» WRITTEN EXERCISE
Copy the entries below exactly. Images do not belong in the copy.
--- Begin ---
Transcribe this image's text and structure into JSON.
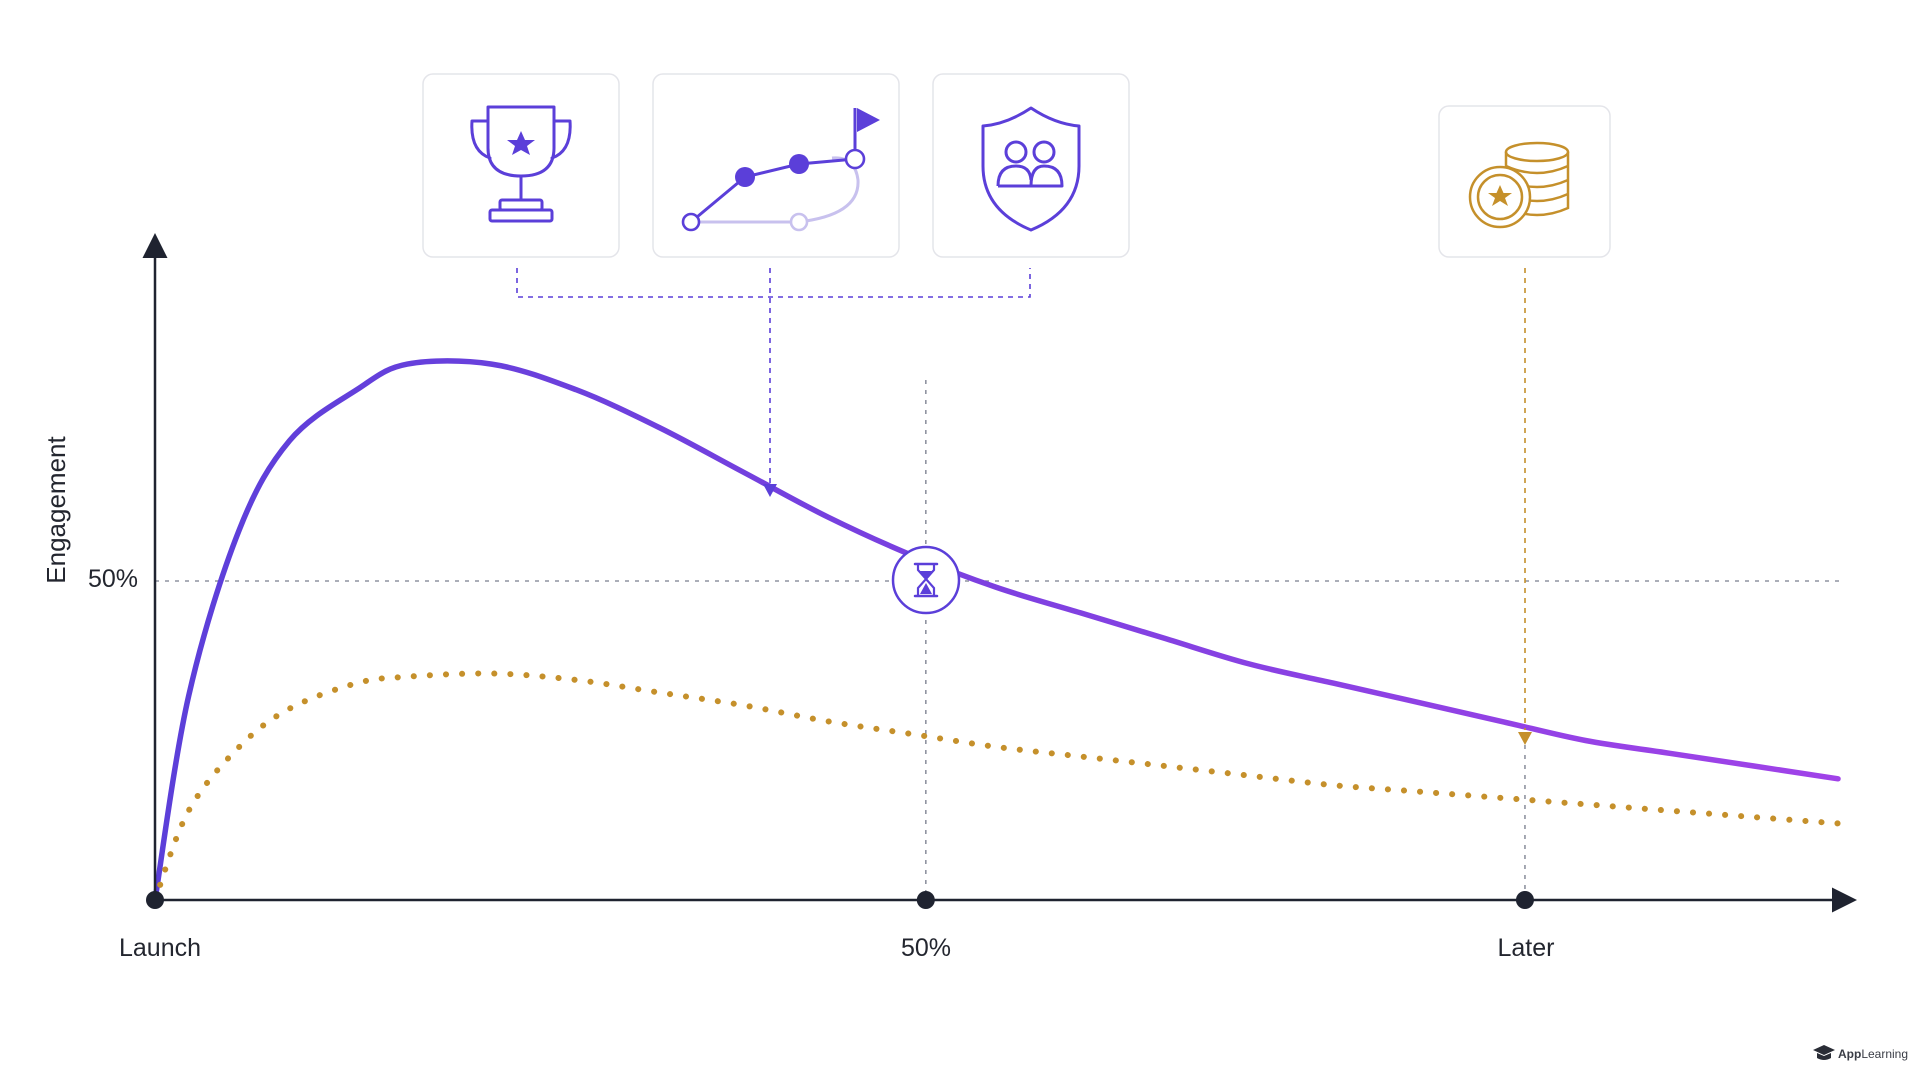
{
  "chart_data": {
    "type": "line",
    "title": "",
    "xlabel": "",
    "ylabel": "Engagement",
    "x_ticks": [
      "Launch",
      "50%",
      "Later"
    ],
    "y_ticks": [
      "50%"
    ],
    "ylim": [
      0,
      100
    ],
    "xlim": [
      0,
      100
    ],
    "grid": false,
    "series": [
      {
        "color": "#7b4ae8",
        "style": "solid",
        "x": [
          0,
          2,
          5,
          8,
          12,
          15,
          20,
          25,
          30,
          35,
          40,
          45,
          50,
          55,
          60,
          65,
          70,
          75,
          80,
          85,
          90,
          95,
          100
        ],
        "y": [
          0,
          32,
          58,
          72,
          80,
          84,
          84,
          80,
          74,
          67,
          60,
          54,
          49,
          45,
          41,
          37,
          34,
          31,
          28,
          25,
          23,
          21,
          19
        ]
      },
      {
        "color": "#c5902b",
        "style": "dotted",
        "x": [
          0,
          2,
          5,
          8,
          12,
          15,
          20,
          25,
          30,
          35,
          40,
          45,
          50,
          55,
          60,
          65,
          70,
          75,
          80,
          85,
          90,
          95,
          100
        ],
        "y": [
          0,
          14,
          24,
          30,
          34,
          35,
          35.5,
          34.5,
          32.5,
          30.5,
          28,
          26,
          24,
          22.5,
          21,
          19.5,
          18,
          17,
          16,
          15,
          14,
          13,
          12
        ]
      }
    ],
    "markers": [
      {
        "x": 0,
        "label": "Launch"
      },
      {
        "x": 45.8,
        "label": "50%"
      },
      {
        "x": 81.4,
        "label": "Later"
      }
    ],
    "annotations": [
      {
        "icon": "hourglass-icon",
        "x": 45.8,
        "y": 50
      }
    ]
  },
  "icons": {
    "group_early": [
      "trophy-icon",
      "progress-path-icon",
      "shield-community-icon"
    ],
    "group_late": [
      "coins-icon"
    ],
    "colors": {
      "accent": "#5b3fd9",
      "gold": "#c5902b",
      "axis": "#1f2330",
      "guide": "#8f93a0"
    }
  },
  "brand": {
    "name_bold": "App",
    "name_light": "Learning"
  }
}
--- End ---
» FINAL RESULT
Transcribe this image's text and structure into JSON.
{
  "chart_data": {
    "type": "line",
    "title": "",
    "xlabel": "",
    "ylabel": "Engagement",
    "x_ticks": [
      "Launch",
      "50%",
      "Later"
    ],
    "y_ticks": [
      "50%"
    ],
    "ylim": [
      0,
      100
    ],
    "xlim": [
      0,
      100
    ],
    "grid": false,
    "series": [
      {
        "color": "#7b4ae8",
        "style": "solid",
        "x": [
          0,
          2,
          5,
          8,
          12,
          15,
          20,
          25,
          30,
          35,
          40,
          45,
          50,
          55,
          60,
          65,
          70,
          75,
          80,
          85,
          90,
          95,
          100
        ],
        "y": [
          0,
          32,
          58,
          72,
          80,
          84,
          84,
          80,
          74,
          67,
          60,
          54,
          49,
          45,
          41,
          37,
          34,
          31,
          28,
          25,
          23,
          21,
          19
        ]
      },
      {
        "color": "#c5902b",
        "style": "dotted",
        "x": [
          0,
          2,
          5,
          8,
          12,
          15,
          20,
          25,
          30,
          35,
          40,
          45,
          50,
          55,
          60,
          65,
          70,
          75,
          80,
          85,
          90,
          95,
          100
        ],
        "y": [
          0,
          14,
          24,
          30,
          34,
          35,
          35.5,
          34.5,
          32.5,
          30.5,
          28,
          26,
          24,
          22.5,
          21,
          19.5,
          18,
          17,
          16,
          15,
          14,
          13,
          12
        ]
      }
    ],
    "markers": [
      {
        "x": 0,
        "label": "Launch"
      },
      {
        "x": 45.8,
        "label": "50%"
      },
      {
        "x": 81.4,
        "label": "Later"
      }
    ],
    "annotations": [
      {
        "icon": "hourglass-icon",
        "x": 45.8,
        "y": 50
      }
    ]
  },
  "icons": {
    "group_early": [
      "trophy-icon",
      "progress-path-icon",
      "shield-community-icon"
    ],
    "group_late": [
      "coins-icon"
    ],
    "colors": {
      "accent": "#5b3fd9",
      "gold": "#c5902b",
      "axis": "#1f2330",
      "guide": "#8f93a0"
    }
  },
  "brand": {
    "name_bold": "App",
    "name_light": "Learning"
  }
}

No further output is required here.